Directions for this task:
Find and copy lines holding "听完一节做一节的题目".

+-------+

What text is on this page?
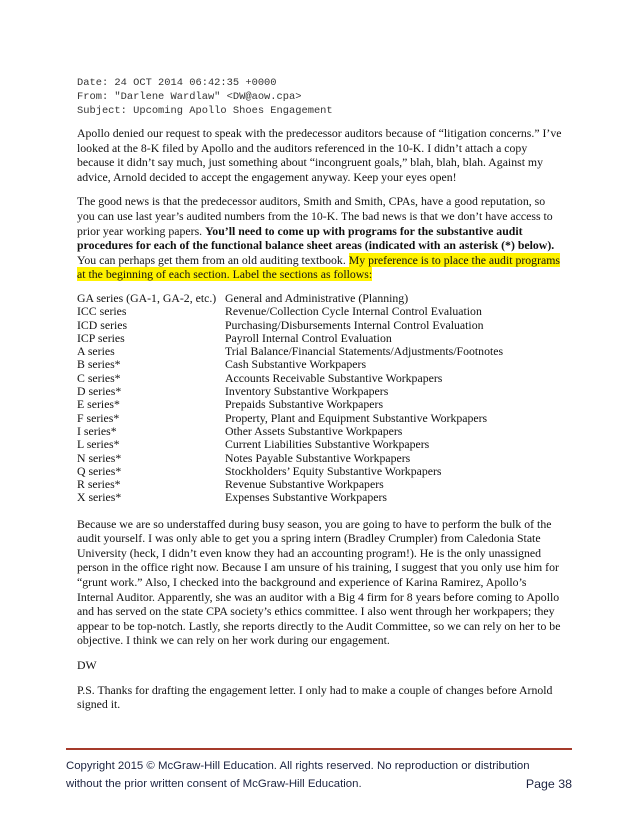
Date: 24 OCT 2014 06:42:35 +0000
From: "Darlene Wardlaw" <DW@aow.cpa>
Subject: Upcoming Apollo Shoes Engagement

Apollo denied our request to speak with the predecessor auditors because of “litigation concerns.” I’ve looked at the 8-K filed by Apollo and the auditors referenced in the 10-K. I didn’t attach a copy because it didn’t say much, just something about “incongruent goals,” blah, blah, blah. Against my advice, Arnold decided to accept the engagement anyway. Keep your eyes open!

The good news is that the predecessor auditors, Smith and Smith, CPAs, have a good reputation, so you can use last year’s audited numbers from the 10-K. The bad news is that we don’t have access to prior year working papers. You’ll need to come up with programs for the substantive audit procedures for each of the functional balance sheet areas (indicated with an asterisk (*) below). You can perhaps get them from an old auditing textbook. My preference is to place the audit programs at the beginning of each section. Label the sections as follows:

GA series (GA-1, GA-2, etc.) General and Administrative (Planning)
ICC series	Revenue/Collection Cycle Internal Control Evaluation
ICD series	Purchasing/Disbursements Internal Control Evaluation
ICP series	Payroll Internal Control Evaluation
A series	Trial Balance/Financial Statements/Adjustments/Footnotes
B series*	Cash Substantive Workpapers
C series*	Accounts Receivable Substantive Workpapers
D series*	Inventory Substantive Workpapers
E series*	Prepaids Substantive Workpapers
F series*	Property, Plant and Equipment Substantive Workpapers
I series*	Other Assets Substantive Workpapers
L series*	Current Liabilities Substantive Workpapers
N series*	Notes Payable Substantive Workpapers
Q series*	Stockholders’ Equity Substantive Workpapers
R series*	Revenue Substantive Workpapers
X series*	Expenses Substantive Workpapers

Because we are so understaffed during busy season, you are going to have to perform the bulk of the audit yourself. I was only able to get you a spring intern (Bradley Crumpler) from Caledonia State University (heck, I didn’t even know they had an accounting program!). He is the only unassigned person in the office right now. Because I am unsure of his training, I suggest that you only use him for “grunt work.” Also, I checked into the background and experience of Karina Ramirez, Apollo’s Internal Auditor. Apparently, she was an auditor with a Big 4 firm for 8 years before coming to Apollo and has served on the state CPA society’s ethics committee. I also went through her workpapers; they appear to be top-notch. Lastly, she reports directly to the Audit Committee, so we can rely on her to be objective. I think we can rely on her work during our engagement.

DW

P.S. Thanks for drafting the engagement letter. I only had to make a couple of changes before Arnold signed it.

Copyright 2015 © McGraw-Hill Education. All rights reserved. No reproduction or distribution
without the prior written consent of McGraw-Hill Education.	Page 38
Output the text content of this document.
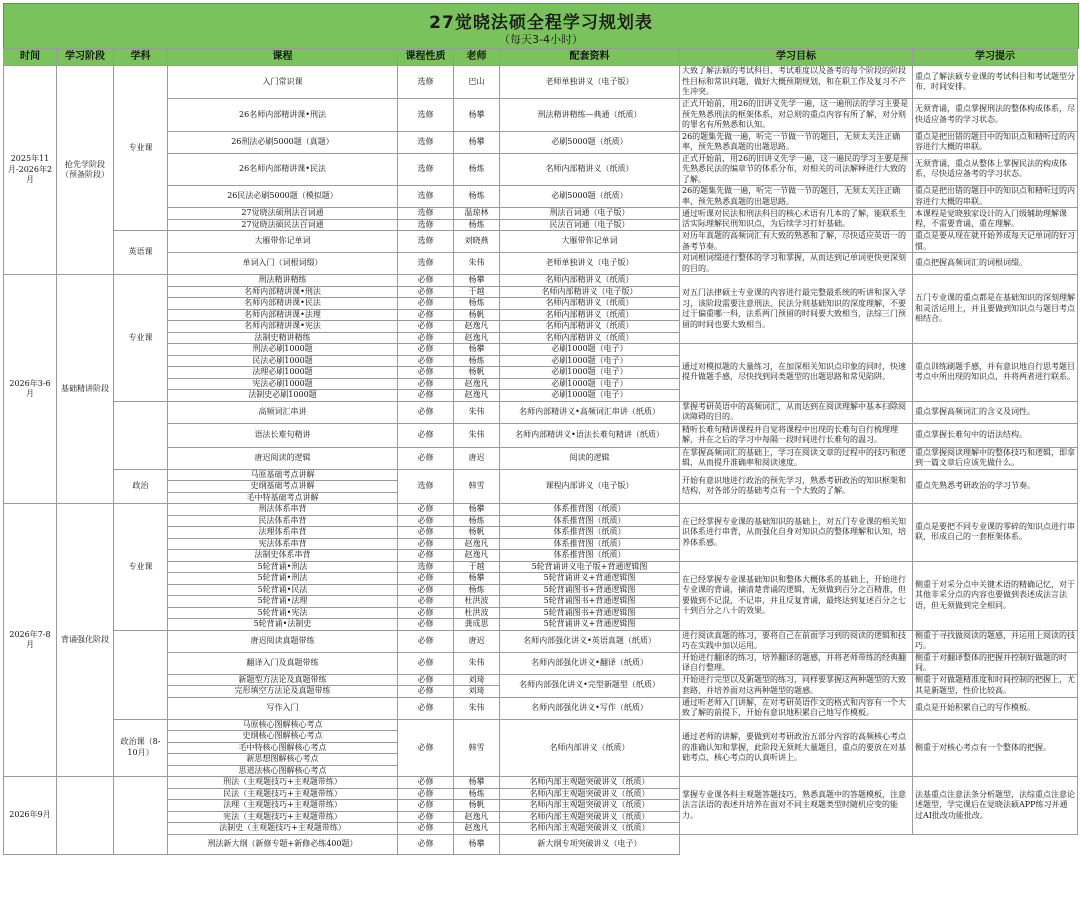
27觉晓法硕全程学习规划表
（每天3-4小时）
时间	学习阶段	学科	课程	课程性质	老师	配套资料	学习目标	学习提示
2025年11月-2026年2月	抢先学阶段（预备阶段）	专业课	入门常识课	选修	巴山	老师单独讲义（电子版）	大致了解法硕的考试科目、考试难度以及备考的每个阶段的阶段性目标和常识问题，做好大概预期规划，和在职工作及复习不产生冲突。	重点了解法硕专业课的考试科目和考试题型分布、时间安排。
			26名师内部精讲课•刑法	选修	杨攀	刑法精讲精练—典通（纸质）	正式开始前，用26的旧讲义先学一遍，这一遍刑法的学习主要是预先熟悉刑法的框架体系，对总则的重点内容有所了解，对分则的罪名有所熟悉和认知。	无须背诵，重点掌握刑法的整体构成体系，尽快适应备考的学习状态。
			26刑法必刷5000题（真题）	选修	杨攀	必刷5000题（纸质）	26的题集先做一遍，听完一节做一节的题目，无须太关注正确率，预先熟悉真题的出题思路。	重点是把出错的题目中的知识点和精听过的内容进行大概的串联。
			26名师内部精讲课•民法	选修	杨炼	名师内部精讲义（纸质）	正式开始前，用26的旧讲义先学一遍，这一遍民的学习主要是预先熟悉民法的编章节的体系分布，对相关的司法解释进行大致的了解。	无须背诵，重点从整体上掌握民法的构成体系，尽快适应备考的学习状态。
			26民法必刷5000题（模拟题）	选修	杨炼	必刷5000题（纸质）	26的题集先做一遍，听完一节做一节的题目，无须太关注正确率，预先熟悉真题的出题思路。	重点是把出错的题目中的知识点和精听过的内容进行大概的串联。
			27觉晓法硕刑法百词通	选修	温琼林	刑法百词通（电子版）	通过听课对民法和刑法科目的核心术语有几本的了解，能联系生活实际理解民刑知识点，为后续学习打好基础。	本课程是觉晓独家设计的入门级辅助理解课程，不需要背诵，重在理解。
			27觉晓法硕民法百词通	选修	杨炼	民法百词通（电子版）		
		英语课	大雁带你记单词	选修	刘晓燕	大雁带你记单词	对历年真题的高频词汇有大致的熟悉和了解，尽快适应英语一的备考节奏。	重点是要从现在就开始养成每天记单词的好习惯。
			单词入门（词根词缀）	选修	朱伟	老师单独讲义（电子版）	对词根词缀进行整体的学习和掌握，从而达到记单词更快更深刻的目的。	重点把握高频词汇的词根词缀。
2026年3-6月	基础精讲阶段	专业课	刑法精讲精练	必修	杨攀	名师内部精讲义（纸质）	对五门法律硕士专业课的内容进行最完整最系统的听讲和深入学习，该阶段需要注意刑法、民法分则基础知识的深度理解，不要过于偏重哪一科，法系两门预留的时间要大致相当，法综三门预留的时间也要大致相当。	五门专业课的重点都是在基础知识的深刻理解和灵活运用上，并且要做到知识点与题目考点相结合。
			名师内部精讲课•刑法	必修	于越	名师内部精讲义（电子版）		
			名师内部精讲课•民法	必修	杨炼	名师内部精讲义（纸质）		
			名师内部精讲课•法理	必修	杨帆	名师内部精讲义（纸质）		
			名师内部精讲课•宪法	必修	赵逸凡	名师内部精讲义（纸质）		
			法制史精讲精练	必修	赵逸凡	名师内部精讲义（纸质）		
			刑法必刷1000题	必修	杨攀	必刷1000题（电子）	通过对模拟题的大量练习，在加深相关知识点印象的同时，快速提升做题手感，尽快找到同类题型的出题思路和常见陷阱。	重点训练刷题手感，并有意识地自行思考题目考点中所出现的知识点，并将两者进行联系。
			民法必刷1000题	必修	杨炼	必刷1000题（电子）		
			法理必刷1000题	必修	杨帆	必刷1000题（电子）		
			宪法必刷1000题	必修	赵逸凡	必刷1000题（电子）		
			法制史必刷1000题	必修	赵逸凡	必刷1000题（电子）		
			高频词汇串讲	必修	朱伟	名师内部精讲义•高频词汇串讲（纸质）	掌握考研英语中的高频词汇，从而达到在阅读理解中基本扫除阅读障碍的目的。	重点掌握高频词汇的含义及词性。
			语法长难句精讲	必修	朱伟	名师内部精讲义•语法长难句精讲（纸质）	精听长难句精讲课程并自觉将课程中出现的长难句自行梳理理解，并在之后的学习中每隔一段时间进行长难句的温习。	重点掌握长难句中的语法结构。
			唐迟阅读的逻辑	必修	唐迟	阅读的逻辑	在掌握高频词汇的基础上，学习在阅读文章的过程中的技巧和逻辑，从而提升准确率和阅读速度。	重点掌握阅读理解中的整体技巧和逻辑，即拿到一篇文章后应该先做什么。
		政治	马原基础考点讲解	选修	韩雪	课程内部讲义（电子版）	开始有意识地进行政治的预先学习，熟悉考研政治的知识框架和结构，对各部分的基础考点有一个大致的了解。	重点先熟悉考研政治的学习节奏。
			史纲基础考点讲解					
			毛中特基础考点讲解					
2026年7-8月	背诵强化阶段	专业课	刑法体系串背	必修	杨攀	体系推背图（纸质）	在已经掌握专业课的基础知识的基础上，对五门专业课的相关知识体系进行串背，从而强化自身对知识点的整体理解和认知，培养体系感。	重点是要把不同专业课的零碎的知识点进行串联，形成自己的一套框架体系。
			民法体系串背	必修	杨炼	体系推背图（纸质）		
			法理体系串背	必修	杨帆	体系推背图（纸质）		
			宪法体系串背	必修	赵逸凡	体系推背图（纸质）		
			法制史体系串背	必修	赵逸凡	体系推背图（纸质）		
			5轮背诵•刑法	选修	于越	5轮背诵讲义电子版+背通逻辑图	在已经掌握专业课基础知识和整体大概体系的基础上，开始进行专业课的背诵，摘清楚背诵的逻辑，无须做到百分之百精准，但要做到不记混，不记串，并且反复背诵，最终达到复述百分之七十到百分之八十的效果。	侧重于对采分点中关键术语的精确记忆，对于其他非采分点的内容也要做到表述成法言法语，但无须做到完全相同。
			5轮背诵•刑法	必修	杨攀	5轮背诵讲义+背通逻辑图		
			5轮背诵•民法	必修	杨炼	5轮背诵图书+背通逻辑图		
			5轮背诵•法理	必修	杜洪波	5轮背诵图书+背通逻辑图		
			5轮背诵•宪法	必修	杜洪波	5轮背诵图书+背通逻辑图		
			5轮背诵•法制史	必修	龚成思	5轮背诵讲义+背通逻辑图		
			唐迟阅读真题带练	必修	唐迟	名师内部强化讲义•英语真题（纸质）	进行阅读真题的练习，要将自己在前面学习到的阅读的逻辑和技巧在实践中加以运用。	侧重于寻找做阅读的题感，并运用上阅读的技巧。
			翻译入门及真题带练	必修	朱伟	名师内部强化讲义•翻译（纸质）	开始进行翻译的练习，培养翻译的题感，并将老师带练的经典翻译自行整理。	侧重于对翻译整体的把握并控制好做题的时间。
			新题型方法论及真题带练	必修	刘琦	名师内部强化讲义•完型新题型（纸质）	开始进行完型以及新题型的练习，同样要掌握这两种题型的大致套路，并培养面对这两种题型的题感。	侧重于对做题精准度和时间控制的把握上，尤其是新题型，性价比较高。
			完形填空方法论及真题带练	必修	刘琦			
			写作入门	必修	朱伟	名师内部强化讲义•写作（纸质）	通过听老师入门讲解，在对考研英语作文的格式和内容有一个大致了解的前提下，开始有意识地积累自己地写作模板。	重点是开始积累自己的写作模板。
		政治课（8-10月）	马原核心图解核心考点	必修	韩雪	名师内部讲义（纸质）	通过老师的讲解，要做到对考研政治五部分内容的高频核心考点的准确认知和掌握，此阶段无须耗大量题目，重点的要放在对基础考点、核心考点的认真听讲上。	侧重于对核心考点有一个整体的把握。
			史纲核心图解核心考点					
			毛中特核心图解核心考点					
			新思想图解核心考点					
			思道法核心图解核心考点					
2026年9月			刑法（主观题技巧+主观题带练）	必修	杨攀	名师内部主观题突破讲义（纸质）	掌握专业课各科主观题答题技巧，熟悉真题中的答题模板，注意法言法语的表述并培养在面对不同主观题类型时随机应变的能力。	法基重点注意法条分析题型，法综重点注意论述题型，学完课后在觉晓法硕APP练习并通过AI批改功能批改。
			民法（主观题技巧+主观题带练）	必修	杨炼	名师内部主观题突破讲义（纸质）		
			法理（主观题技巧+主观题带练）	必修	杨帆	名师内部主观题突破讲义（纸质）		
			宪法（主观题技巧+主观题带练）	必修	赵逸凡	名师内部主观题突破讲义（纸质）		
			法制史（主观题技巧+主观题带练）	必修	赵逸凡	名师内部主观题突破讲义（纸质）		
			刑法新大纲（新修专题+新修必练400题）	必修	杨攀	新大纲专项突破讲义（电子）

+-------+

Response to this exercise:
			26刑法必刷5000题（真题）	选修	杨攀	必刷5000题（纸质）	26的题集先做一遍，听完一节做一节的题目，无须太关注正确率，预先熟悉真题的出题思路。	重点是把出错的题目中的知识点和精听过的内容进行大概的串联。
			26民法必刷5000题（模拟题）	选修	杨炼	必刷5000题（纸质）	26的题集先做一遍，听完一节做一节的题目，无须太关注正确率，预先熟悉真题的出题思路。	重点是把出错的题目中的知识点和精听过的内容进行大概的串联。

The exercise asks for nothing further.